- Work required -
Transcribe all of the material below word for word and leave out its pictures.

- Records to use -
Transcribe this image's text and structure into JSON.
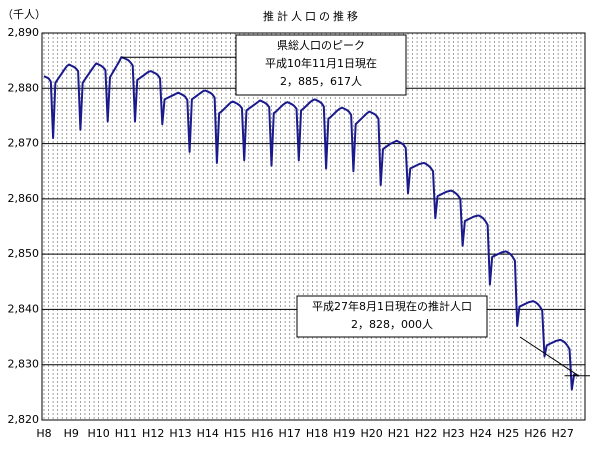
{
  "chart_data": {
    "type": "line",
    "title": "推計人口の推移",
    "y_label": "（千人）",
    "color": "#1a1a8c",
    "grid": true,
    "ylim": [
      2820,
      2890
    ],
    "yticks": [
      {
        "value": 2820,
        "label": "2,820"
      },
      {
        "value": 2830,
        "label": "2,830"
      },
      {
        "value": 2840,
        "label": "2,840"
      },
      {
        "value": 2850,
        "label": "2,850"
      },
      {
        "value": 2860,
        "label": "2,860"
      },
      {
        "value": 2870,
        "label": "2,870"
      },
      {
        "value": 2880,
        "label": "2,880"
      },
      {
        "value": 2890,
        "label": "2,890"
      }
    ],
    "categories": [
      "H8",
      null,
      null,
      null,
      null,
      null,
      null,
      null,
      null,
      null,
      null,
      null,
      "H9",
      null,
      null,
      null,
      null,
      null,
      null,
      null,
      null,
      null,
      null,
      null,
      "H10",
      null,
      null,
      null,
      null,
      null,
      null,
      null,
      null,
      null,
      null,
      null,
      "H11",
      null,
      null,
      null,
      null,
      null,
      null,
      null,
      null,
      null,
      null,
      null,
      "H12",
      null,
      null,
      null,
      null,
      null,
      null,
      null,
      null,
      null,
      null,
      null,
      "H13",
      null,
      null,
      null,
      null,
      null,
      null,
      null,
      null,
      null,
      null,
      null,
      "H14",
      null,
      null,
      null,
      null,
      null,
      null,
      null,
      null,
      null,
      null,
      null,
      "H15",
      null,
      null,
      null,
      null,
      null,
      null,
      null,
      null,
      null,
      null,
      null,
      "H16",
      null,
      null,
      null,
      null,
      null,
      null,
      null,
      null,
      null,
      null,
      null,
      "H17",
      null,
      null,
      null,
      null,
      null,
      null,
      null,
      null,
      null,
      null,
      null,
      "H18",
      null,
      null,
      null,
      null,
      null,
      null,
      null,
      null,
      null,
      null,
      null,
      "H19",
      null,
      null,
      null,
      null,
      null,
      null,
      null,
      null,
      null,
      null,
      null,
      "H20",
      null,
      null,
      null,
      null,
      null,
      null,
      null,
      null,
      null,
      null,
      null,
      "H21",
      null,
      null,
      null,
      null,
      null,
      null,
      null,
      null,
      null,
      null,
      null,
      "H22",
      null,
      null,
      null,
      null,
      null,
      null,
      null,
      null,
      null,
      null,
      null,
      "H23",
      null,
      null,
      null,
      null,
      null,
      null,
      null,
      null,
      null,
      null,
      null,
      "H24",
      null,
      null,
      null,
      null,
      null,
      null,
      null,
      null,
      null,
      null,
      null,
      "H25",
      null,
      null,
      null,
      null,
      null,
      null,
      null,
      null,
      null,
      null,
      null,
      "H26",
      null,
      null,
      null,
      null,
      null,
      null,
      null,
      null,
      null,
      null,
      null,
      "H27",
      null,
      null,
      null,
      null,
      null,
      null,
      null
    ],
    "values": [
      2882.2,
      2882.0,
      2881.8,
      2881.2,
      2871.0,
      2881.0,
      2881.6,
      2882.2,
      2882.8,
      2883.4,
      2884.0,
      2884.3,
      2884.1,
      2883.9,
      2883.6,
      2883.1,
      2872.5,
      2881.0,
      2881.6,
      2882.2,
      2882.8,
      2883.4,
      2884.0,
      2884.5,
      2884.3,
      2884.1,
      2883.8,
      2883.3,
      2874.0,
      2882.0,
      2882.7,
      2883.4,
      2884.1,
      2884.8,
      2885.617,
      2885.5,
      2885.3,
      2885.1,
      2884.7,
      2884.1,
      2874.0,
      2881.5,
      2881.8,
      2882.1,
      2882.4,
      2882.7,
      2883.0,
      2883.1,
      2882.9,
      2882.7,
      2882.4,
      2881.8,
      2873.5,
      2878.0,
      2878.2,
      2878.4,
      2878.6,
      2878.8,
      2879.0,
      2879.2,
      2879.0,
      2878.8,
      2878.5,
      2877.9,
      2868.5,
      2878.0,
      2878.3,
      2878.6,
      2878.9,
      2879.2,
      2879.5,
      2879.6,
      2879.4,
      2879.2,
      2878.9,
      2878.3,
      2866.5,
      2875.5,
      2875.8,
      2876.2,
      2876.6,
      2877.0,
      2877.4,
      2877.6,
      2877.4,
      2877.2,
      2876.9,
      2876.4,
      2867.0,
      2876.0,
      2876.3,
      2876.6,
      2876.9,
      2877.2,
      2877.5,
      2877.8,
      2877.6,
      2877.4,
      2877.1,
      2876.6,
      2866.0,
      2875.5,
      2875.8,
      2876.2,
      2876.6,
      2877.0,
      2877.3,
      2877.5,
      2877.3,
      2877.1,
      2876.8,
      2876.3,
      2867.0,
      2876.0,
      2876.3,
      2876.7,
      2877.1,
      2877.5,
      2877.8,
      2878.0,
      2877.8,
      2877.6,
      2877.3,
      2876.7,
      2865.5,
      2874.5,
      2874.8,
      2875.2,
      2875.6,
      2876.0,
      2876.3,
      2876.5,
      2876.3,
      2876.1,
      2875.8,
      2875.2,
      2865.0,
      2873.5,
      2873.9,
      2874.3,
      2874.7,
      2875.1,
      2875.5,
      2875.8,
      2875.6,
      2875.4,
      2875.1,
      2874.5,
      2862.5,
      2869.0,
      2869.3,
      2869.6,
      2869.9,
      2870.1,
      2870.3,
      2870.5,
      2870.3,
      2870.1,
      2869.8,
      2869.2,
      2861.0,
      2865.5,
      2865.7,
      2865.9,
      2866.1,
      2866.3,
      2866.4,
      2866.5,
      2866.3,
      2866.0,
      2865.6,
      2865.0,
      2856.5,
      2860.5,
      2860.7,
      2860.9,
      2861.1,
      2861.3,
      2861.4,
      2861.5,
      2861.3,
      2861.0,
      2860.6,
      2860.0,
      2851.5,
      2856.0,
      2856.2,
      2856.4,
      2856.6,
      2856.8,
      2856.9,
      2857.0,
      2856.8,
      2856.5,
      2856.0,
      2855.3,
      2844.5,
      2849.5,
      2849.7,
      2849.9,
      2850.1,
      2850.3,
      2850.4,
      2850.5,
      2850.3,
      2850.0,
      2849.5,
      2848.8,
      2837.0,
      2840.5,
      2840.7,
      2840.9,
      2841.1,
      2841.3,
      2841.4,
      2841.5,
      2841.3,
      2841.0,
      2840.5,
      2839.8,
      2831.5,
      2833.5,
      2833.7,
      2833.9,
      2834.1,
      2834.3,
      2834.4,
      2834.5,
      2834.3,
      2834.0,
      2833.5,
      2832.8,
      2825.5,
      2828.2,
      2828.1,
      2828.0
    ],
    "annotations": [
      {
        "lines": [
          "県総人口のピーク",
          "平成10年11月1日現在",
          "2，885，617人"
        ]
      },
      {
        "lines": [
          "平成27年8月1日現在の推計人口",
          "2，828，000人"
        ]
      }
    ]
  }
}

- Exercise solution -
Transcribe this image's text and structure into JSON.
{
  "chart_data": {
    "type": "line",
    "title": "推計人口の推移",
    "y_label": "（千人）",
    "color": "#1a1a8c",
    "grid": true,
    "ylim": [
      2820,
      2890
    ],
    "yticks": [
      {
        "value": 2820,
        "label": "2,820"
      },
      {
        "value": 2830,
        "label": "2,830"
      },
      {
        "value": 2840,
        "label": "2,840"
      },
      {
        "value": 2850,
        "label": "2,850"
      },
      {
        "value": 2860,
        "label": "2,860"
      },
      {
        "value": 2870,
        "label": "2,870"
      },
      {
        "value": 2880,
        "label": "2,880"
      },
      {
        "value": 2890,
        "label": "2,890"
      }
    ],
    "categories": [
      "H8",
      null,
      null,
      null,
      null,
      null,
      null,
      null,
      null,
      null,
      null,
      null,
      "H9",
      null,
      null,
      null,
      null,
      null,
      null,
      null,
      null,
      null,
      null,
      null,
      "H10",
      null,
      null,
      null,
      null,
      null,
      null,
      null,
      null,
      null,
      null,
      null,
      "H11",
      null,
      null,
      null,
      null,
      null,
      null,
      null,
      null,
      null,
      null,
      null,
      "H12",
      null,
      null,
      null,
      null,
      null,
      null,
      null,
      null,
      null,
      null,
      null,
      "H13",
      null,
      null,
      null,
      null,
      null,
      null,
      null,
      null,
      null,
      null,
      null,
      "H14",
      null,
      null,
      null,
      null,
      null,
      null,
      null,
      null,
      null,
      null,
      null,
      "H15",
      null,
      null,
      null,
      null,
      null,
      null,
      null,
      null,
      null,
      null,
      null,
      "H16",
      null,
      null,
      null,
      null,
      null,
      null,
      null,
      null,
      null,
      null,
      null,
      "H17",
      null,
      null,
      null,
      null,
      null,
      null,
      null,
      null,
      null,
      null,
      null,
      "H18",
      null,
      null,
      null,
      null,
      null,
      null,
      null,
      null,
      null,
      null,
      null,
      "H19",
      null,
      null,
      null,
      null,
      null,
      null,
      null,
      null,
      null,
      null,
      null,
      "H20",
      null,
      null,
      null,
      null,
      null,
      null,
      null,
      null,
      null,
      null,
      null,
      "H21",
      null,
      null,
      null,
      null,
      null,
      null,
      null,
      null,
      null,
      null,
      null,
      "H22",
      null,
      null,
      null,
      null,
      null,
      null,
      null,
      null,
      null,
      null,
      null,
      "H23",
      null,
      null,
      null,
      null,
      null,
      null,
      null,
      null,
      null,
      null,
      null,
      "H24",
      null,
      null,
      null,
      null,
      null,
      null,
      null,
      null,
      null,
      null,
      null,
      "H25",
      null,
      null,
      null,
      null,
      null,
      null,
      null,
      null,
      null,
      null,
      null,
      "H26",
      null,
      null,
      null,
      null,
      null,
      null,
      null,
      null,
      null,
      null,
      null,
      "H27",
      null,
      null,
      null,
      null,
      null,
      null,
      null
    ],
    "values": [
      2882.2,
      2882.0,
      2881.8,
      2881.2,
      2871.0,
      2881.0,
      2881.6,
      2882.2,
      2882.8,
      2883.4,
      2884.0,
      2884.3,
      2884.1,
      2883.9,
      2883.6,
      2883.1,
      2872.5,
      2881.0,
      2881.6,
      2882.2,
      2882.8,
      2883.4,
      2884.0,
      2884.5,
      2884.3,
      2884.1,
      2883.8,
      2883.3,
      2874.0,
      2882.0,
      2882.7,
      2883.4,
      2884.1,
      2884.8,
      2885.617,
      2885.5,
      2885.3,
      2885.1,
      2884.7,
      2884.1,
      2874.0,
      2881.5,
      2881.8,
      2882.1,
      2882.4,
      2882.7,
      2883.0,
      2883.1,
      2882.9,
      2882.7,
      2882.4,
      2881.8,
      2873.5,
      2878.0,
      2878.2,
      2878.4,
      2878.6,
      2878.8,
      2879.0,
      2879.2,
      2879.0,
      2878.8,
      2878.5,
      2877.9,
      2868.5,
      2878.0,
      2878.3,
      2878.6,
      2878.9,
      2879.2,
      2879.5,
      2879.6,
      2879.4,
      2879.2,
      2878.9,
      2878.3,
      2866.5,
      2875.5,
      2875.8,
      2876.2,
      2876.6,
      2877.0,
      2877.4,
      2877.6,
      2877.4,
      2877.2,
      2876.9,
      2876.4,
      2867.0,
      2876.0,
      2876.3,
      2876.6,
      2876.9,
      2877.2,
      2877.5,
      2877.8,
      2877.6,
      2877.4,
      2877.1,
      2876.6,
      2866.0,
      2875.5,
      2875.8,
      2876.2,
      2876.6,
      2877.0,
      2877.3,
      2877.5,
      2877.3,
      2877.1,
      2876.8,
      2876.3,
      2867.0,
      2876.0,
      2876.3,
      2876.7,
      2877.1,
      2877.5,
      2877.8,
      2878.0,
      2877.8,
      2877.6,
      2877.3,
      2876.7,
      2865.5,
      2874.5,
      2874.8,
      2875.2,
      2875.6,
      2876.0,
      2876.3,
      2876.5,
      2876.3,
      2876.1,
      2875.8,
      2875.2,
      2865.0,
      2873.5,
      2873.9,
      2874.3,
      2874.7,
      2875.1,
      2875.5,
      2875.8,
      2875.6,
      2875.4,
      2875.1,
      2874.5,
      2862.5,
      2869.0,
      2869.3,
      2869.6,
      2869.9,
      2870.1,
      2870.3,
      2870.5,
      2870.3,
      2870.1,
      2869.8,
      2869.2,
      2861.0,
      2865.5,
      2865.7,
      2865.9,
      2866.1,
      2866.3,
      2866.4,
      2866.5,
      2866.3,
      2866.0,
      2865.6,
      2865.0,
      2856.5,
      2860.5,
      2860.7,
      2860.9,
      2861.1,
      2861.3,
      2861.4,
      2861.5,
      2861.3,
      2861.0,
      2860.6,
      2860.0,
      2851.5,
      2856.0,
      2856.2,
      2856.4,
      2856.6,
      2856.8,
      2856.9,
      2857.0,
      2856.8,
      2856.5,
      2856.0,
      2855.3,
      2844.5,
      2849.5,
      2849.7,
      2849.9,
      2850.1,
      2850.3,
      2850.4,
      2850.5,
      2850.3,
      2850.0,
      2849.5,
      2848.8,
      2837.0,
      2840.5,
      2840.7,
      2840.9,
      2841.1,
      2841.3,
      2841.4,
      2841.5,
      2841.3,
      2841.0,
      2840.5,
      2839.8,
      2831.5,
      2833.5,
      2833.7,
      2833.9,
      2834.1,
      2834.3,
      2834.4,
      2834.5,
      2834.3,
      2834.0,
      2833.5,
      2832.8,
      2825.5,
      2828.2,
      2828.1,
      2828.0
    ],
    "annotations": [
      {
        "lines": [
          "県総人口のピーク",
          "平成10年11月1日現在",
          "2，885，617人"
        ]
      },
      {
        "lines": [
          "平成27年8月1日現在の推計人口",
          "2，828，000人"
        ]
      }
    ]
  }
}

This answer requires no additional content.